STATED GOAL:
Omit the images. Copy each entry word for word.
# STORED DATA start
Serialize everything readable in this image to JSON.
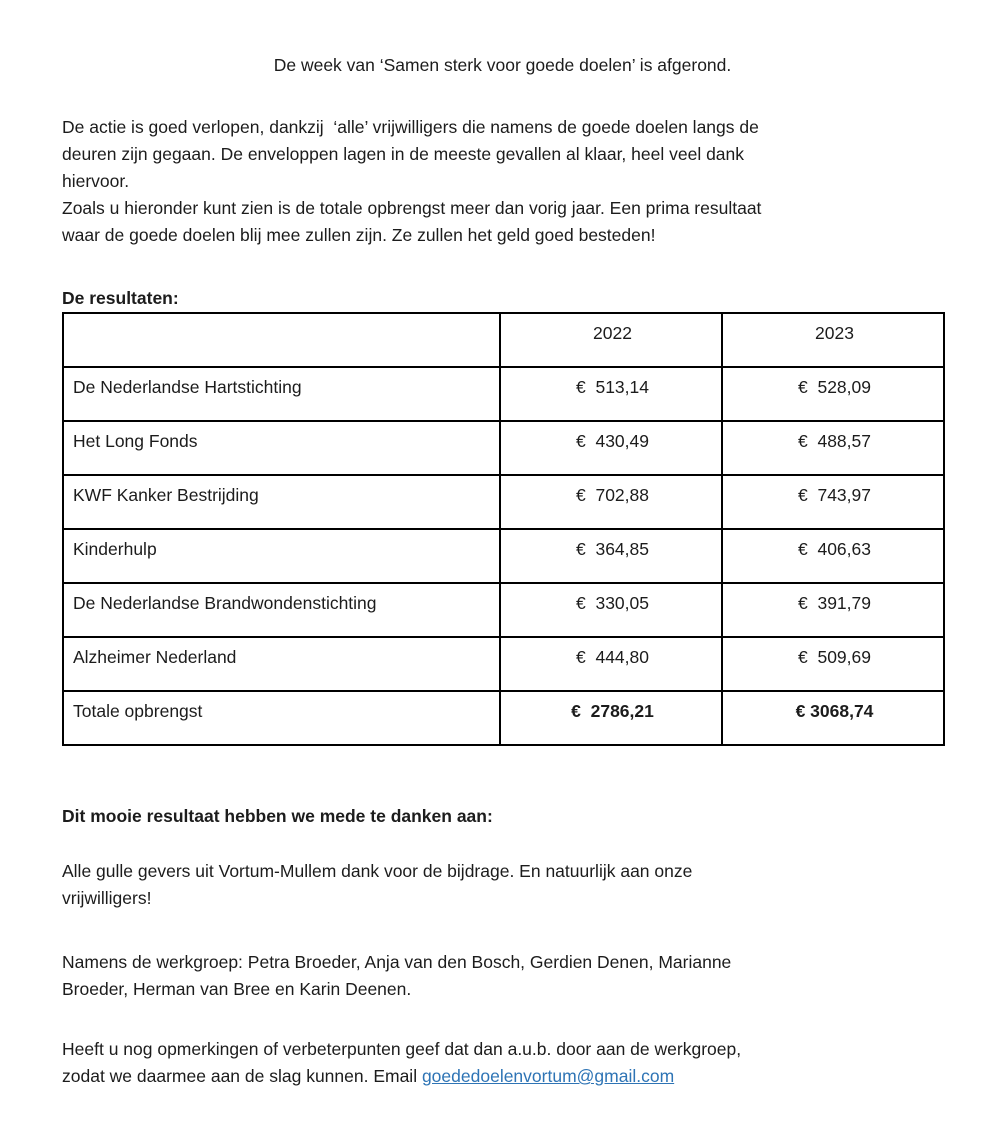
{
  "colors": {
    "background": "#ffffff",
    "text": "#1c1c1c",
    "table_border": "#000000",
    "link": "#2E74B5"
  },
  "title": "De week van ‘Samen sterk voor goede doelen’ is afgerond.",
  "intro": {
    "lines": [
      "De actie is goed verlopen, dankzij  ‘alle’ vrijwilligers die namens de goede doelen langs de",
      "deuren zijn gegaan. De enveloppen lagen in de meeste gevallen al klaar, heel veel dank",
      "hiervoor.",
      "Zoals u hieronder kunt zien is de totale opbrengst meer dan vorig jaar. Een prima resultaat",
      "waar de goede doelen blij mee zullen zijn. Ze zullen het geld goed besteden!"
    ]
  },
  "results": {
    "heading": "De resultaten:",
    "table": {
      "year_headers": [
        "2022",
        "2023"
      ],
      "rows": [
        {
          "label": "De Nederlandse Hartstichting",
          "v2022": "€  513,14",
          "v2023": "€  528,09"
        },
        {
          "label": "Het Long Fonds",
          "v2022": "€  430,49",
          "v2023": "€  488,57"
        },
        {
          "label": "KWF Kanker Bestrijding",
          "v2022": "€  702,88",
          "v2023": "€  743,97"
        },
        {
          "label": "Kinderhulp",
          "v2022": "€  364,85",
          "v2023": "€  406,63"
        },
        {
          "label": "De Nederlandse Brandwondenstichting",
          "v2022": "€  330,05",
          "v2023": "€  391,79"
        },
        {
          "label": "Alzheimer Nederland",
          "v2022": "€  444,80",
          "v2023": "€  509,69"
        },
        {
          "label": "Totale opbrengst",
          "v2022": "€  2786,21",
          "v2023": "€ 3068,74"
        }
      ]
    }
  },
  "thanks": {
    "heading": "Dit mooie resultaat hebben we mede te danken aan:",
    "lines": [
      "Alle gulle gevers uit Vortum-Mullem dank voor de bijdrage. En natuurlijk aan onze",
      "vrijwilligers!"
    ]
  },
  "workgroup": {
    "lines": [
      "Namens de werkgroep: Petra Broeder, Anja van den Bosch, Gerdien Denen, Marianne",
      "Broeder, Herman van Bree en Karin Deenen."
    ]
  },
  "feedback": {
    "line1": "Heeft u nog opmerkingen of verbeterpunten geef dat dan a.u.b. door aan de werkgroep,",
    "line2_prefix": "zodat we daarmee aan de slag kunnen. Email ",
    "email": "goededoelenvortum@gmail.com"
  }
}
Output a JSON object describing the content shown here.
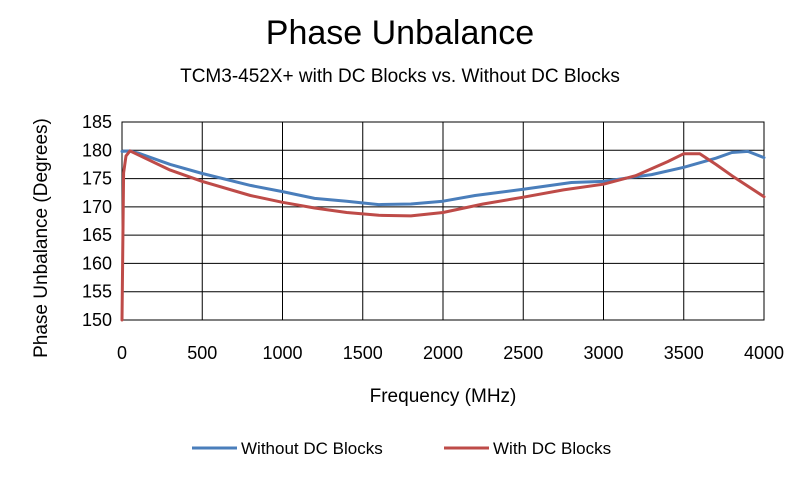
{
  "chart_data": {
    "type": "line",
    "title": "Phase Unbalance",
    "subtitle": "TCM3-452X+ with DC Blocks vs. Without DC Blocks",
    "xlabel": "Frequency (MHz)",
    "ylabel": "Phase Unbalance (Degrees)",
    "xlim": [
      0,
      4000
    ],
    "ylim": [
      150,
      185
    ],
    "xticks": [
      "0",
      "500",
      "1000",
      "1500",
      "2000",
      "2500",
      "3000",
      "3500",
      "4000"
    ],
    "yticks": [
      "150",
      "155",
      "160",
      "165",
      "170",
      "175",
      "180",
      "185"
    ],
    "grid": true,
    "legend_position": "bottom",
    "series": [
      {
        "name": "Without DC Blocks",
        "color": "#4a7ebb",
        "x": [
          0,
          50,
          100,
          300,
          500,
          800,
          1000,
          1200,
          1400,
          1600,
          1800,
          2000,
          2200,
          2500,
          2800,
          3000,
          3100,
          3300,
          3500,
          3700,
          3800,
          3900,
          4000
        ],
        "y": [
          179.8,
          179.9,
          179.5,
          177.5,
          175.9,
          173.8,
          172.7,
          171.5,
          171.0,
          170.4,
          170.5,
          171.0,
          172.0,
          173.1,
          174.3,
          174.5,
          174.9,
          175.7,
          177.0,
          178.6,
          179.6,
          179.8,
          178.7
        ]
      },
      {
        "name": "With DC Blocks",
        "color": "#be4b48",
        "x": [
          0,
          10,
          25,
          50,
          100,
          300,
          500,
          800,
          1000,
          1200,
          1400,
          1600,
          1800,
          2000,
          2250,
          2500,
          2750,
          3000,
          3200,
          3400,
          3500,
          3600,
          3700,
          3800,
          4000
        ],
        "y": [
          150.0,
          176.0,
          179.0,
          179.9,
          179.2,
          176.5,
          174.5,
          172.0,
          170.8,
          169.8,
          169.0,
          168.5,
          168.4,
          169.0,
          170.5,
          171.7,
          173.0,
          174.0,
          175.5,
          178.0,
          179.4,
          179.4,
          177.5,
          175.5,
          171.8
        ]
      }
    ]
  }
}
# STORED DATA end
IN RESPONSE:
Serialize everything readable in this image to JSON.
{
  "colors": {
    "background": "#ffffff",
    "text": "#1c1c1c",
    "table_border": "#000000",
    "link": "#2E74B5"
  },
  "title": "De week van ‘Samen sterk voor goede doelen’ is afgerond.",
  "intro": {
    "lines": [
      "De actie is goed verlopen, dankzij  ‘alle’ vrijwilligers die namens de goede doelen langs de",
      "deuren zijn gegaan. De enveloppen lagen in de meeste gevallen al klaar, heel veel dank",
      "hiervoor.",
      "Zoals u hieronder kunt zien is de totale opbrengst meer dan vorig jaar. Een prima resultaat",
      "waar de goede doelen blij mee zullen zijn. Ze zullen het geld goed besteden!"
    ]
  },
  "results": {
    "heading": "De resultaten:",
    "table": {
      "year_headers": [
        "2022",
        "2023"
      ],
      "rows": [
        {
          "label": "De Nederlandse Hartstichting",
          "v2022": "€  513,14",
          "v2023": "€  528,09"
        },
        {
          "label": "Het Long Fonds",
          "v2022": "€  430,49",
          "v2023": "€  488,57"
        },
        {
          "label": "KWF Kanker Bestrijding",
          "v2022": "€  702,88",
          "v2023": "€  743,97"
        },
        {
          "label": "Kinderhulp",
          "v2022": "€  364,85",
          "v2023": "€  406,63"
        },
        {
          "label": "De Nederlandse Brandwondenstichting",
          "v2022": "€  330,05",
          "v2023": "€  391,79"
        },
        {
          "label": "Alzheimer Nederland",
          "v2022": "€  444,80",
          "v2023": "€  509,69"
        },
        {
          "label": "Totale opbrengst",
          "v2022": "€  2786,21",
          "v2023": "€ 3068,74"
        }
      ]
    }
  },
  "thanks": {
    "heading": "Dit mooie resultaat hebben we mede te danken aan:",
    "lines": [
      "Alle gulle gevers uit Vortum-Mullem dank voor de bijdrage. En natuurlijk aan onze",
      "vrijwilligers!"
    ]
  },
  "workgroup": {
    "lines": [
      "Namens de werkgroep: Petra Broeder, Anja van den Bosch, Gerdien Denen, Marianne",
      "Broeder, Herman van Bree en Karin Deenen."
    ]
  },
  "feedback": {
    "line1": "Heeft u nog opmerkingen of verbeterpunten geef dat dan a.u.b. door aan de werkgroep,",
    "line2_prefix": "zodat we daarmee aan de slag kunnen. Email ",
    "email": "goededoelenvortum@gmail.com"
  }
}
Output a JSON object describing the content shown here.
{
  "chart_data": {
    "type": "line",
    "title": "Phase Unbalance",
    "subtitle": "TCM3-452X+ with DC Blocks vs. Without DC Blocks",
    "xlabel": "Frequency (MHz)",
    "ylabel": "Phase Unbalance (Degrees)",
    "xlim": [
      0,
      4000
    ],
    "ylim": [
      150,
      185
    ],
    "xticks": [
      "0",
      "500",
      "1000",
      "1500",
      "2000",
      "2500",
      "3000",
      "3500",
      "4000"
    ],
    "yticks": [
      "150",
      "155",
      "160",
      "165",
      "170",
      "175",
      "180",
      "185"
    ],
    "grid": true,
    "legend_position": "bottom",
    "series": [
      {
        "name": "Without DC Blocks",
        "color": "#4a7ebb",
        "x": [
          0,
          50,
          100,
          300,
          500,
          800,
          1000,
          1200,
          1400,
          1600,
          1800,
          2000,
          2200,
          2500,
          2800,
          3000,
          3100,
          3300,
          3500,
          3700,
          3800,
          3900,
          4000
        ],
        "y": [
          179.8,
          179.9,
          179.5,
          177.5,
          175.9,
          173.8,
          172.7,
          171.5,
          171.0,
          170.4,
          170.5,
          171.0,
          172.0,
          173.1,
          174.3,
          174.5,
          174.9,
          175.7,
          177.0,
          178.6,
          179.6,
          179.8,
          178.7
        ]
      },
      {
        "name": "With DC Blocks",
        "color": "#be4b48",
        "x": [
          0,
          10,
          25,
          50,
          100,
          300,
          500,
          800,
          1000,
          1200,
          1400,
          1600,
          1800,
          2000,
          2250,
          2500,
          2750,
          3000,
          3200,
          3400,
          3500,
          3600,
          3700,
          3800,
          4000
        ],
        "y": [
          150.0,
          176.0,
          179.0,
          179.9,
          179.2,
          176.5,
          174.5,
          172.0,
          170.8,
          169.8,
          169.0,
          168.5,
          168.4,
          169.0,
          170.5,
          171.7,
          173.0,
          174.0,
          175.5,
          178.0,
          179.4,
          179.4,
          177.5,
          175.5,
          171.8
        ]
      }
    ]
  }
}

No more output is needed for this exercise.